Exactly reproduce the lines from the line containing "Output a JSON" to the end of the data below, inclusive, and nothing else.
──────── RAW DATA
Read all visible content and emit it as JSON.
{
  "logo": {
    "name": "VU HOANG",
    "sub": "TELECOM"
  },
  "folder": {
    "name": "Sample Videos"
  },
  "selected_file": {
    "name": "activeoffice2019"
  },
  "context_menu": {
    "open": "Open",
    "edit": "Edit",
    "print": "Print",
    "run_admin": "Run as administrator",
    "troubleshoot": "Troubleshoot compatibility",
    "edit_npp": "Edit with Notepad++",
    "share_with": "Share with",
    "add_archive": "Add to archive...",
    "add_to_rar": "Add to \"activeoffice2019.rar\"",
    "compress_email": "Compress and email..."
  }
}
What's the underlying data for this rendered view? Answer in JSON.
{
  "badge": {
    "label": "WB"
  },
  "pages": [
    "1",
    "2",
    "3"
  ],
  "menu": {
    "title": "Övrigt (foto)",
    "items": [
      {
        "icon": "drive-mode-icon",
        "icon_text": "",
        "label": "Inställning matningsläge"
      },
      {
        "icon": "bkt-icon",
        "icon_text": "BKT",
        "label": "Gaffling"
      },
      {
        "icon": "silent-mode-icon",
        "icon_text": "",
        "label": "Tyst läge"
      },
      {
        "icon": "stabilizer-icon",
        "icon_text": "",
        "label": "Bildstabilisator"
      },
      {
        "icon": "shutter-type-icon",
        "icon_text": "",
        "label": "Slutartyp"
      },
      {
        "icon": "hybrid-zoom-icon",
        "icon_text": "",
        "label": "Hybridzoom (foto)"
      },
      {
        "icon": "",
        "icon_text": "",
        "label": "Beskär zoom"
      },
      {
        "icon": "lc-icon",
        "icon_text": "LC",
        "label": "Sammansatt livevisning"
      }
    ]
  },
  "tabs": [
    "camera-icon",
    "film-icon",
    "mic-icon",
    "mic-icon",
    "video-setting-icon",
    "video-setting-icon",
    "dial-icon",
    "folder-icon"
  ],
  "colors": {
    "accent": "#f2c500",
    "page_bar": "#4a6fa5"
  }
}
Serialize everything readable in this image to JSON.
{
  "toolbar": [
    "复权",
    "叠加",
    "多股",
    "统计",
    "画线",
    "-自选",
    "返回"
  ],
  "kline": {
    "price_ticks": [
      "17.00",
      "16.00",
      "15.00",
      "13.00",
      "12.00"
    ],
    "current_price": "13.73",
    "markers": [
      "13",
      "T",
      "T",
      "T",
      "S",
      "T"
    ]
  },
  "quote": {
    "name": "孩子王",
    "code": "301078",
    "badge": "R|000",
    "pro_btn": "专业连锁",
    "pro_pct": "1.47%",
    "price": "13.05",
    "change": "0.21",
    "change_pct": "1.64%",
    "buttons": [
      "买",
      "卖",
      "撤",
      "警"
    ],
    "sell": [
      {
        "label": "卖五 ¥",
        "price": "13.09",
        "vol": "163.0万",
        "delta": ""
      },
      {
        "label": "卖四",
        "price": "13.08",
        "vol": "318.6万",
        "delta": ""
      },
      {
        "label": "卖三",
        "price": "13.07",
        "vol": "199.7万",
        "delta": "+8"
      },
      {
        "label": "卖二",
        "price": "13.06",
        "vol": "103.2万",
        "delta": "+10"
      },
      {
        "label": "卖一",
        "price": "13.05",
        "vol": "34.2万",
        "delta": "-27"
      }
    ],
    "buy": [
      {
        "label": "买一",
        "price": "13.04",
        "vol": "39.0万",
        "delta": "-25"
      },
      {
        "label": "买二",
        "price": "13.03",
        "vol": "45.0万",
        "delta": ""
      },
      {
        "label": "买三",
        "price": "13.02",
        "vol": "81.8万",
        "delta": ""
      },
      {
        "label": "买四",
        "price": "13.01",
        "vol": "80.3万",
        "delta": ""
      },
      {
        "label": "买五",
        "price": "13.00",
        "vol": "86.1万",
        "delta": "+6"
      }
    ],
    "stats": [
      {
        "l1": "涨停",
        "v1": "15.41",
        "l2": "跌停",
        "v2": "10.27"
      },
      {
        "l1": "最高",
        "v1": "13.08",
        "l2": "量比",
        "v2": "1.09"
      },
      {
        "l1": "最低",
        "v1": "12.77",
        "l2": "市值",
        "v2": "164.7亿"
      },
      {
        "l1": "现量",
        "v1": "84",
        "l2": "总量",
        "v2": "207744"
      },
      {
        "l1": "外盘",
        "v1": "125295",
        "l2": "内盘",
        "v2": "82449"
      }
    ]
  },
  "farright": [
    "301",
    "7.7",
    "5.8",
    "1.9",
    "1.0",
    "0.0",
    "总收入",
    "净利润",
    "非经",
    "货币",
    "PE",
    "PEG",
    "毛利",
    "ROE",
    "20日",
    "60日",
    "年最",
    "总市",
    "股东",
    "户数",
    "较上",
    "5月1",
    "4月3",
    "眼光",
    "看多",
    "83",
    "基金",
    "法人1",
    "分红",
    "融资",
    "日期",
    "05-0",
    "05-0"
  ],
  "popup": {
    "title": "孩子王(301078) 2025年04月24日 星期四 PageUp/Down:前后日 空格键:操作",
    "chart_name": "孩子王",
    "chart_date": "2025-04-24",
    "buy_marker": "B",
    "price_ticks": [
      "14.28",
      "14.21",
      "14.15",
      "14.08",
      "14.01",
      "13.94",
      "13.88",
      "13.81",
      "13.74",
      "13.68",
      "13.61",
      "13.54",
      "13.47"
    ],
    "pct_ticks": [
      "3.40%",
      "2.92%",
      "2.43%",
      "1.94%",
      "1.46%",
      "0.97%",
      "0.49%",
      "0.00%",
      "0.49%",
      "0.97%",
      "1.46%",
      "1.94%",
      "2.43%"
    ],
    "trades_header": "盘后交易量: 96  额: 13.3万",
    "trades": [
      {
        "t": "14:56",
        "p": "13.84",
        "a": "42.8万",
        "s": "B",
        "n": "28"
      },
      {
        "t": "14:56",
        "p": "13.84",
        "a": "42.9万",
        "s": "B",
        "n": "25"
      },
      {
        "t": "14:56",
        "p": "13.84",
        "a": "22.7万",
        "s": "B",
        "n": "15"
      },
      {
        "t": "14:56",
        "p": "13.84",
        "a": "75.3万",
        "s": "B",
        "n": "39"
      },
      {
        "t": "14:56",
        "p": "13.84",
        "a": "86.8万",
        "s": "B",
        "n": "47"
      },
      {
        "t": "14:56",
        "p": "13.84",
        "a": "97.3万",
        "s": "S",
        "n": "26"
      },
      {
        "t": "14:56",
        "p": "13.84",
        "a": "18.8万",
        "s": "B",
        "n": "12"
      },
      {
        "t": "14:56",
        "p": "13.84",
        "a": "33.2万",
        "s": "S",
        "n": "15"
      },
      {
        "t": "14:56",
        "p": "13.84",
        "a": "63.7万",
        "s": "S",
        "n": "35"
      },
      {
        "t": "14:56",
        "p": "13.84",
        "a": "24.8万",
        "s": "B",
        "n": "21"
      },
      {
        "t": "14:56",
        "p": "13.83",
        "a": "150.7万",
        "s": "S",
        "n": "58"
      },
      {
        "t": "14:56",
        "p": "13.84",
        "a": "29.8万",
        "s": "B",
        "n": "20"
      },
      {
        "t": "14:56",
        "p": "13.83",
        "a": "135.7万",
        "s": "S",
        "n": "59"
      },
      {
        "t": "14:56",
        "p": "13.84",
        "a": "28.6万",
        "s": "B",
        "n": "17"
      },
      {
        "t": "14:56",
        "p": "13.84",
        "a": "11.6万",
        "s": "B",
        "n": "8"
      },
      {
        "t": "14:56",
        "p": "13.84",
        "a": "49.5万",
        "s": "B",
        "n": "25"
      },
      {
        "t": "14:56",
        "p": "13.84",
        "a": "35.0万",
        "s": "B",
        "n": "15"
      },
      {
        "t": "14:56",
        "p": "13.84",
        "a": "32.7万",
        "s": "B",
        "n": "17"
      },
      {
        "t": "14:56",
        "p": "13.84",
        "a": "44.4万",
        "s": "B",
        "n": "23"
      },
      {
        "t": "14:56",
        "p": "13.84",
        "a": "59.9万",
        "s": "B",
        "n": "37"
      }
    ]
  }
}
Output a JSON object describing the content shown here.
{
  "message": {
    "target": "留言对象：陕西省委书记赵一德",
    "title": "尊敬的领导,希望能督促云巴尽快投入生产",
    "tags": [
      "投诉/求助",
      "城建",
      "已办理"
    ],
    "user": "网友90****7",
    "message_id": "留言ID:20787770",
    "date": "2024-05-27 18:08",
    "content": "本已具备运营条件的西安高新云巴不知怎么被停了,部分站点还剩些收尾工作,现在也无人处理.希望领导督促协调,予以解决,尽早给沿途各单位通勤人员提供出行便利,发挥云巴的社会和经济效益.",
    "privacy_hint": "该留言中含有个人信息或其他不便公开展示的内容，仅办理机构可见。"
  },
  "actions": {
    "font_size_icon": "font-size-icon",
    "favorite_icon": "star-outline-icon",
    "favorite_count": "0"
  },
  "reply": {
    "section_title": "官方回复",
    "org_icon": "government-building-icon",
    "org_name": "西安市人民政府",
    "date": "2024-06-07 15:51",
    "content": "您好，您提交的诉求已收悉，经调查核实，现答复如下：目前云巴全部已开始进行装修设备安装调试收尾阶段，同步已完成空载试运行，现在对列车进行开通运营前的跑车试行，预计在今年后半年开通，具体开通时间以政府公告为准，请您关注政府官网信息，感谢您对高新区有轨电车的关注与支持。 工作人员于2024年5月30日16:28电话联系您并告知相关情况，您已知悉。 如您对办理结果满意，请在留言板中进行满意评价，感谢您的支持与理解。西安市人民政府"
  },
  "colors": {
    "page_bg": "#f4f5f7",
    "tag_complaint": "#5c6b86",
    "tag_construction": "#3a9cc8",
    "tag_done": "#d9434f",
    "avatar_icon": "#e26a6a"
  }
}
────────────────
WRITTEN REPLY:
Output a JSON object describing the content shown here.
{
  "message": {
    "target": "留言对象：陕西省委书记赵一德",
    "title": "尊敬的领导,希望能督促云巴尽快投入生产",
    "tags": [
      "投诉/求助",
      "城建",
      "已办理"
    ],
    "user": "网友90****7",
    "message_id": "留言ID:20787770",
    "date": "2024-05-27 18:08",
    "content": "本已具备运营条件的西安高新云巴不知怎么被停了,部分站点还剩些收尾工作,现在也无人处理.希望领导督促协调,予以解决,尽早给沿途各单位通勤人员提供出行便利,发挥云巴的社会和经济效益.",
    "privacy_hint": "该留言中含有个人信息或其他不便公开展示的内容，仅办理机构可见。"
  },
  "actions": {
    "font_size_icon": "font-size-icon",
    "favorite_icon": "star-outline-icon",
    "favorite_count": "0"
  },
  "reply": {
    "section_title": "官方回复",
    "org_icon": "government-building-icon",
    "org_name": "西安市人民政府",
    "date": "2024-06-07 15:51",
    "content": "您好，您提交的诉求已收悉，经调查核实，现答复如下：目前云巴全部已开始进行装修设备安装调试收尾阶段，同步已完成空载试运行，现在对列车进行开通运营前的跑车试行，预计在今年后半年开通，具体开通时间以政府公告为准，请您关注政府官网信息，感谢您对高新区有轨电车的关注与支持。 工作人员于2024年5月30日16:28电话联系您并告知相关情况，您已知悉。 如您对办理结果满意，请在留言板中进行满意评价，感谢您的支持与理解。西安市人民政府"
  },
  "colors": {
    "page_bg": "#f4f5f7",
    "tag_complaint": "#5c6b86",
    "tag_construction": "#3a9cc8",
    "tag_done": "#d9434f",
    "avatar_icon": "#e26a6a"
  }
}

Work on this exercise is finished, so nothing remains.